_Objective_. Pictures do not belong in the copy, so please give every entry below again exactly.

* begin *

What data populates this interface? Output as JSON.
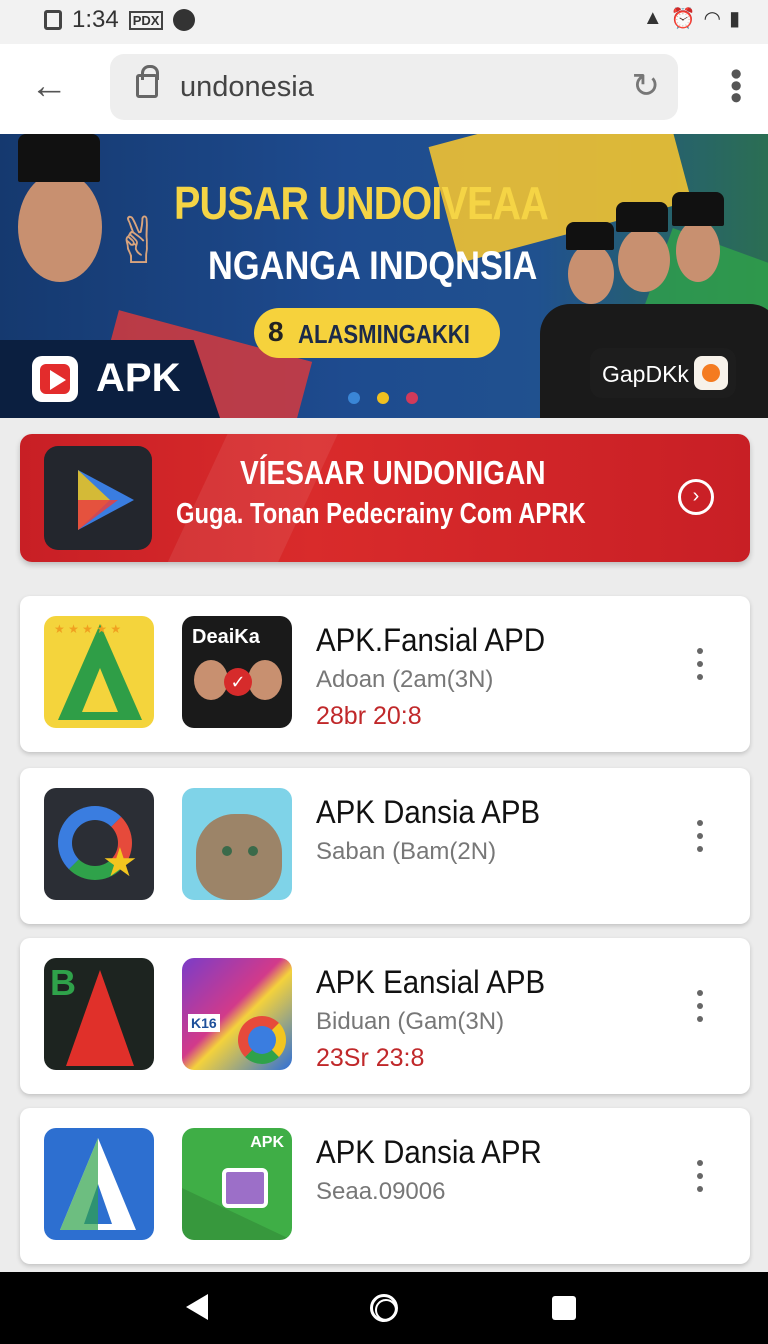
{
  "status_bar": {
    "time": "1:34",
    "icon_a": "photo-icon",
    "icon_b": "PDX",
    "icon_c": "messenger-icon",
    "right_signal": "signal-icon",
    "right_alarm": "alarm-icon",
    "right_wifi": "wifi-icon",
    "right_battery": "battery-icon"
  },
  "browser": {
    "url": "undonesia",
    "menu_glyph": "⋮"
  },
  "banner": {
    "title_line1": "PUSAR UNDOIVEAA",
    "title_line2": "NGANGA INDQNSIA",
    "pill_text": "ALASMINGAKKI",
    "apk_label": "APK",
    "brand_label": "GapDKk",
    "dot_colors": [
      "#3a86d6",
      "#f0c020",
      "#d13a5a"
    ]
  },
  "promo": {
    "title": "VÍESAAR UNDONIGAN",
    "subtitle": "Guga. Tonan Pedecrainy Com APRK"
  },
  "apps": [
    {
      "title": "APK.Fansial APD",
      "subtitle": "Adoan (2am(3N)",
      "date": "28br 20:8",
      "icon2_text": "DeaiKa"
    },
    {
      "title": "APK Dansia APB",
      "subtitle": "Saban (Bam(2N)",
      "date": ""
    },
    {
      "title": "APK Eansial APB",
      "subtitle": "Biduan (Gam(3N)",
      "date": "23Sr 23:8",
      "icon1_text": "B",
      "icon2_text": "K16"
    },
    {
      "title": "APK Dansia APR",
      "subtitle": "Seaa.09006",
      "date": "",
      "icon2_text": "APK"
    }
  ]
}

* end *

_Written solution_.
What data populates this interface? Output as JSON.
{
  "status_bar": {
    "time": "1:34",
    "icon_a": "photo-icon",
    "icon_b": "PDX",
    "icon_c": "messenger-icon",
    "right_signal": "signal-icon",
    "right_alarm": "alarm-icon",
    "right_wifi": "wifi-icon",
    "right_battery": "battery-icon"
  },
  "browser": {
    "url": "undonesia",
    "menu_glyph": "⋮"
  },
  "banner": {
    "title_line1": "PUSAR UNDOIVEAA",
    "title_line2": "NGANGA INDQNSIA",
    "pill_text": "ALASMINGAKKI",
    "apk_label": "APK",
    "brand_label": "GapDKk",
    "dot_colors": [
      "#3a86d6",
      "#f0c020",
      "#d13a5a"
    ]
  },
  "promo": {
    "title": "VÍESAAR UNDONIGAN",
    "subtitle": "Guga. Tonan Pedecrainy Com APRK"
  },
  "apps": [
    {
      "title": "APK.Fansial APD",
      "subtitle": "Adoan (2am(3N)",
      "date": "28br 20:8",
      "icon2_text": "DeaiKa"
    },
    {
      "title": "APK Dansia APB",
      "subtitle": "Saban (Bam(2N)",
      "date": ""
    },
    {
      "title": "APK Eansial APB",
      "subtitle": "Biduan (Gam(3N)",
      "date": "23Sr 23:8",
      "icon1_text": "B",
      "icon2_text": "K16"
    },
    {
      "title": "APK Dansia APR",
      "subtitle": "Seaa.09006",
      "date": "",
      "icon2_text": "APK"
    }
  ]
}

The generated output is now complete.